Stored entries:
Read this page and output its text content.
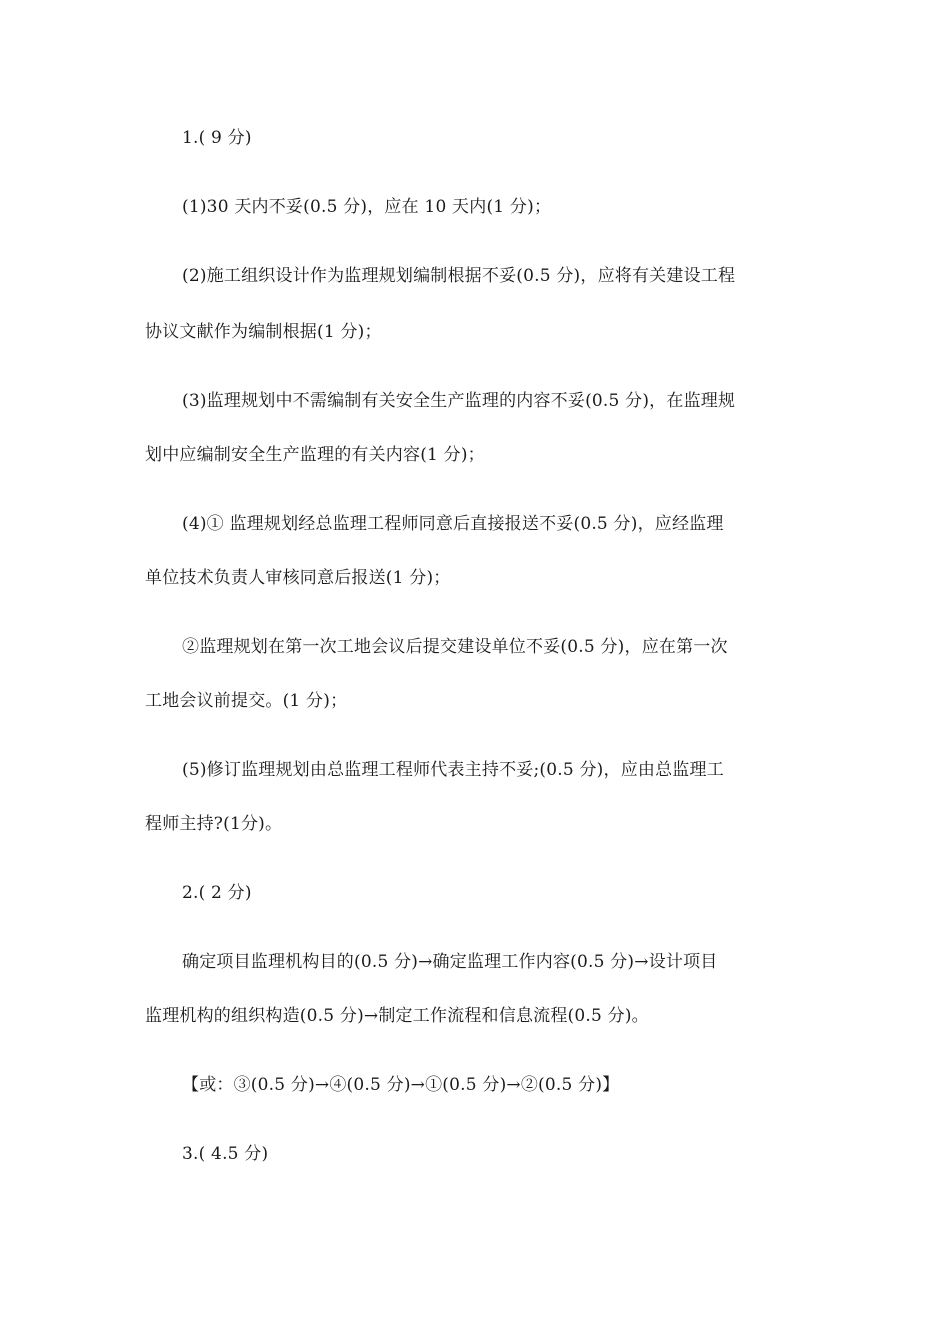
1.( 9 分)
(1)30 天内不妥(0.5 分)，应在 10 天内(1 分)；
(2)施工组织设计作为监理规划编制根据不妥(0.5 分)，应将有关建设工程
协议文献作为编制根据(1 分)；
(3)监理规划中不需编制有关安全生产监理的内容不妥(0.5 分)，在监理规
划中应编制安全生产监理的有关内容(1 分)；
(4)① 监理规划经总监理工程师同意后直接报送不妥(0.5 分)，应经监理
单位技术负责人审核同意后报送(1 分)；
②监理规划在第一次工地会议后提交建设单位不妥(0.5 分)，应在第一次
工地会议前提交。(1 分)；
(5)修订监理规划由总监理工程师代表主持不妥;(0.5 分)，应由总监理工
程师主持?(1分)。
2.( 2 分)
确定项目监理机构目的(0.5 分)→确定监理工作内容(0.5 分)→设计项目
监理机构的组织构造(0.5 分)→制定工作流程和信息流程(0.5 分)。
【或：③(0.5 分)→④(0.5 分)→①(0.5 分)→②(0.5 分)】
3.( 4.5 分)
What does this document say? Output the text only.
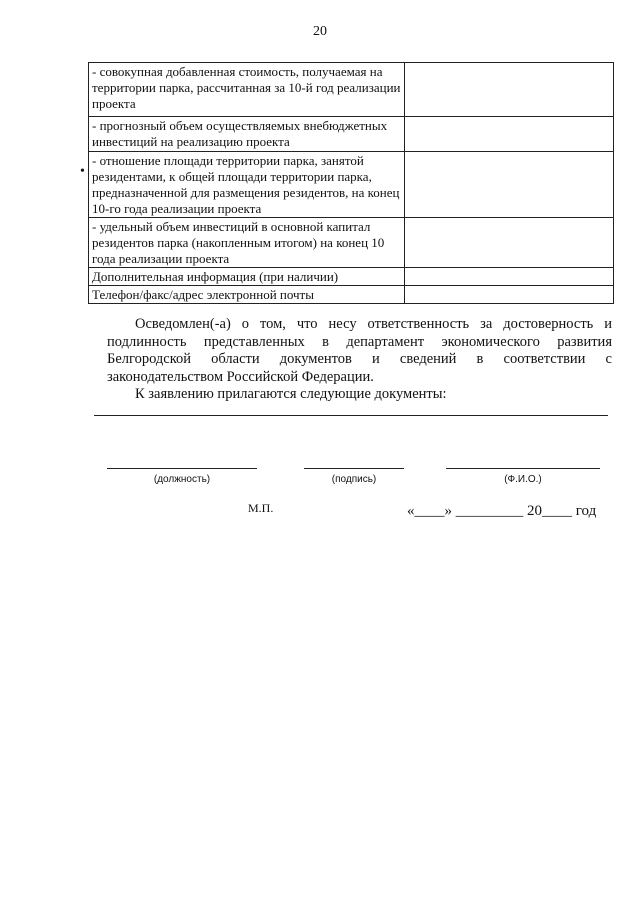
20
- совокупная добавленная стоимость, получаемая на территории парка, рассчитанная за 10-й год реализации проекта	
- прогнозный объем осуществляемых внебюджетных инвестиций на реализацию проекта	
- отношение площади территории парка, занятой резидентами, к общей площади территории парка, предназначенной для размещения резидентов, на конец 10-го года реализации проекта	
- удельный объем инвестиций в основной капитал резидентов парка (накопленным итогом) на конец 10 года реализации проекта	
Дополнительная информация (при наличии)	
Телефон/факс/адрес электронной почты	
•
Осведомлен(-а) о том, что несу ответственность за достоверность и подлинность представленных в департамент экономического развития Белгородской области документов и сведений в соответствии с законодательством Российской Федерации.
К заявлению прилагаются следующие документы:
(должность)	(подпись)	(Ф.И.О.)
М.П.	«____» _________ 20____ год
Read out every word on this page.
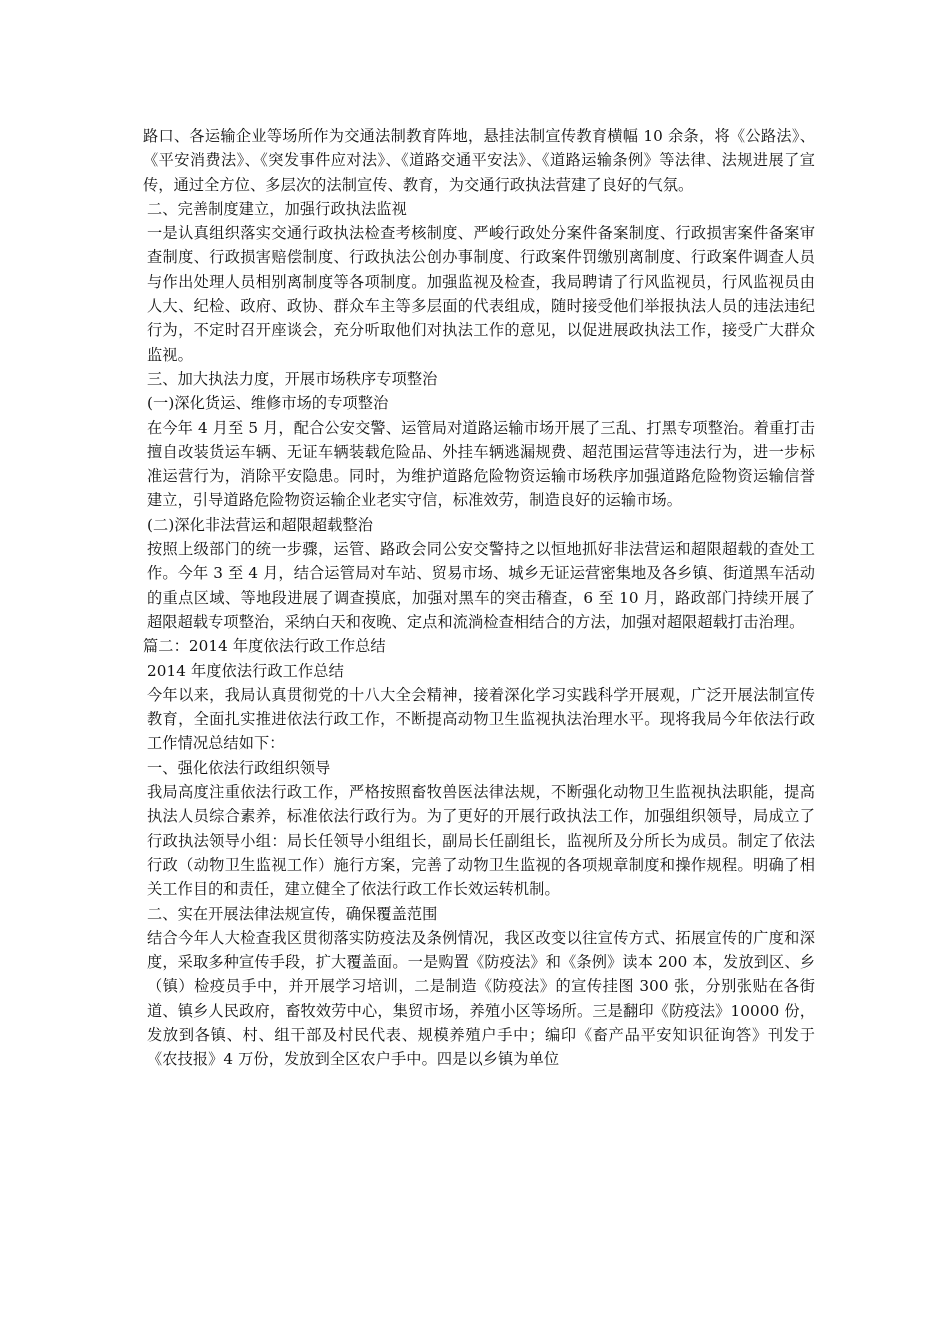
路口、各运输企业等场所作为交通法制教育阵地，悬挂法制宣传教育横幅 10 余条，将《公路法》、《平安消费法》、《突发事件应对法》、《道路交通平安法》、《道路运输条例》等法律、法规进展了宣传，通过全方位、多层次的法制宣传、教育，为交通行政执法营建了良好的气氛。

二、完善制度建立，加强行政执法监视

一是认真组织落实交通行政执法检查考核制度、严峻行政处分案件备案制度、行政损害案件备案审查制度、行政损害赔偿制度、行政执法公创办事制度、行政案件罚缴别离制度、行政案件调查人员与作出处理人员相别离制度等各项制度。加强监视及检查，我局聘请了行风监视员，行风监视员由人大、纪检、政府、政协、群众车主等多层面的代表组成，随时接受他们举报执法人员的违法违纪行为，不定时召开座谈会，充分听取他们对执法工作的意见，以促进展政执法工作，接受广大群众监视。

三、加大执法力度，开展市场秩序专项整治

(一)深化货运、维修市场的专项整治

在今年 4 月至 5 月，配合公安交警、运管局对道路运输市场开展了三乱、打黑专项整治。着重打击擅自改装货运车辆、无证车辆装载危险品、外挂车辆逃漏规费、超范围运营等违法行为，进一步标准运营行为，消除平安隐患。同时，为维护道路危险物资运输市场秩序加强道路危险物资运输信誉建立，引导道路危险物资运输企业老实守信，标准效劳，制造良好的运输市场。

(二)深化非法营运和超限超载整治

按照上级部门的统一步骤，运管、路政会同公安交警持之以恒地抓好非法营运和超限超载的查处工作。今年 3 至 4 月，结合运管局对车站、贸易市场、城乡无证运营密集地及各乡镇、街道黑车活动的重点区域、等地段进展了调查摸底，加强对黑车的突击稽查，6 至 10 月，路政部门持续开展了超限超载专项整治，采纳白天和夜晚、定点和流淌检查相结合的方法，加强对超限超载打击治理。

篇二：2014 年度依法行政工作总结

2014 年度依法行政工作总结

今年以来，我局认真贯彻党的十八大全会精神，接着深化学习实践科学开展观，广泛开展法制宣传教育，全面扎实推进依法行政工作，不断提高动物卫生监视执法治理水平。现将我局今年依法行政工作情况总结如下：

一、强化依法行政组织领导

我局高度注重依法行政工作，严格按照畜牧兽医法律法规，不断强化动物卫生监视执法职能，提高执法人员综合素养，标准依法行政行为。为了更好的开展行政执法工作，加强组织领导，局成立了行政执法领导小组：局长任领导小组组长，副局长任副组长，监视所及分所长为成员。制定了依法行政（动物卫生监视工作）施行方案，完善了动物卫生监视的各项规章制度和操作规程。明确了相关工作目的和责任，建立健全了依法行政工作长效运转机制。

二、实在开展法律法规宣传，确保覆盖范围

结合今年人大检查我区贯彻落实防疫法及条例情况，我区改变以往宣传方式、拓展宣传的广度和深度，采取多种宣传手段，扩大覆盖面。一是购置《防疫法》和《条例》读本 200 本，发放到区、乡（镇）检疫员手中，并开展学习培训，二是制造《防疫法》的宣传挂图 300 张，分别张贴在各街道、镇乡人民政府，畜牧效劳中心，集贸市场，养殖小区等场所。三是翻印《防疫法》10000 份，发放到各镇、村、组干部及村民代表、规模养殖户手中；编印《畜产品平安知识征询答》刊发于《农技报》4 万份，发放到全区农户手中。四是以乡镇为单位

§ **Instructions to follow**
Extract every line of the data exactly; pictures stay out.

§ **Solved problem**
Read this page and output its text content.
1.( 9 分)
(1)30 天内不妥(0.5 分)，应在 10 天内(1 分)；
(2)施工组织设计作为监理规划编制根据不妥(0.5 分)，应将有关建设工程
协议文献作为编制根据(1 分)；
(3)监理规划中不需编制有关安全生产监理的内容不妥(0.5 分)，在监理规
划中应编制安全生产监理的有关内容(1 分)；
(4)① 监理规划经总监理工程师同意后直接报送不妥(0.5 分)，应经监理
单位技术负责人审核同意后报送(1 分)；
②监理规划在第一次工地会议后提交建设单位不妥(0.5 分)，应在第一次
工地会议前提交。(1 分)；
(5)修订监理规划由总监理工程师代表主持不妥;(0.5 分)，应由总监理工
程师主持?(1分)。
2.( 2 分)
确定项目监理机构目的(0.5 分)→确定监理工作内容(0.5 分)→设计项目
监理机构的组织构造(0.5 分)→制定工作流程和信息流程(0.5 分)。
【或：③(0.5 分)→④(0.5 分)→①(0.5 分)→②(0.5 分)】
3.( 4.5 分)
What does this document say? Output the text only.
20
- совокупная добавленная стоимость, получаемая на территории парка, рассчитанная за 10-й год реализации проекта	
- прогнозный объем осуществляемых внебюджетных инвестиций на реализацию проекта	
- отношение площади территории парка, занятой резидентами, к общей площади территории парка, предназначенной для размещения резидентов, на конец 10-го года реализации проекта	
- удельный объем инвестиций в основной капитал резидентов парка (накопленным итогом) на конец 10 года реализации проекта	
Дополнительная информация (при наличии)	
Телефон/факс/адрес электронной почты	
•
Осведомлен(-а) о том, что несу ответственность за достоверность и подлинность представленных в департамент экономического развития Белгородской области документов и сведений в соответствии с законодательством Российской Федерации.
К заявлению прилагаются следующие документы:
(должность)	(подпись)	(Ф.И.О.)
М.П.	«____» _________ 20____ год
Read out every word on this page.
路口、各运输企业等场所作为交通法制教育阵地，悬挂法制宣传教育横幅 10 余条，将《公路法》、《平安消费法》、《突发事件应对法》、《道路交通平安法》、《道路运输条例》等法律、法规进展了宣传，通过全方位、多层次的法制宣传、教育，为交通行政执法营建了良好的气氛。

二、完善制度建立，加强行政执法监视

一是认真组织落实交通行政执法检查考核制度、严峻行政处分案件备案制度、行政损害案件备案审查制度、行政损害赔偿制度、行政执法公创办事制度、行政案件罚缴别离制度、行政案件调查人员与作出处理人员相别离制度等各项制度。加强监视及检查，我局聘请了行风监视员，行风监视员由人大、纪检、政府、政协、群众车主等多层面的代表组成，随时接受他们举报执法人员的违法违纪行为，不定时召开座谈会，充分听取他们对执法工作的意见，以促进展政执法工作，接受广大群众监视。

三、加大执法力度，开展市场秩序专项整治

(一)深化货运、维修市场的专项整治

在今年 4 月至 5 月，配合公安交警、运管局对道路运输市场开展了三乱、打黑专项整治。着重打击擅自改装货运车辆、无证车辆装载危险品、外挂车辆逃漏规费、超范围运营等违法行为，进一步标准运营行为，消除平安隐患。同时，为维护道路危险物资运输市场秩序加强道路危险物资运输信誉建立，引导道路危险物资运输企业老实守信，标准效劳，制造良好的运输市场。

(二)深化非法营运和超限超载整治

按照上级部门的统一步骤，运管、路政会同公安交警持之以恒地抓好非法营运和超限超载的查处工作。今年 3 至 4 月，结合运管局对车站、贸易市场、城乡无证运营密集地及各乡镇、街道黑车活动的重点区域、等地段进展了调查摸底，加强对黑车的突击稽查，6 至 10 月，路政部门持续开展了超限超载专项整治，采纳白天和夜晚、定点和流淌检查相结合的方法，加强对超限超载打击治理。

篇二：2014 年度依法行政工作总结

2014 年度依法行政工作总结

今年以来，我局认真贯彻党的十八大全会精神，接着深化学习实践科学开展观，广泛开展法制宣传教育，全面扎实推进依法行政工作，不断提高动物卫生监视执法治理水平。现将我局今年依法行政工作情况总结如下：

一、强化依法行政组织领导

我局高度注重依法行政工作，严格按照畜牧兽医法律法规，不断强化动物卫生监视执法职能，提高执法人员综合素养，标准依法行政行为。为了更好的开展行政执法工作，加强组织领导，局成立了行政执法领导小组：局长任领导小组组长，副局长任副组长，监视所及分所长为成员。制定了依法行政（动物卫生监视工作）施行方案，完善了动物卫生监视的各项规章制度和操作规程。明确了相关工作目的和责任，建立健全了依法行政工作长效运转机制。

二、实在开展法律法规宣传，确保覆盖范围

结合今年人大检查我区贯彻落实防疫法及条例情况，我区改变以往宣传方式、拓展宣传的广度和深度，采取多种宣传手段，扩大覆盖面。一是购置《防疫法》和《条例》读本 200 本，发放到区、乡（镇）检疫员手中，并开展学习培训，二是制造《防疫法》的宣传挂图 300 张，分别张贴在各街道、镇乡人民政府，畜牧效劳中心，集贸市场，养殖小区等场所。三是翻印《防疫法》10000 份，发放到各镇、村、组干部及村民代表、规模养殖户手中；编印《畜产品平安知识征询答》刊发于《农技报》4 万份，发放到全区农户手中。四是以乡镇为单位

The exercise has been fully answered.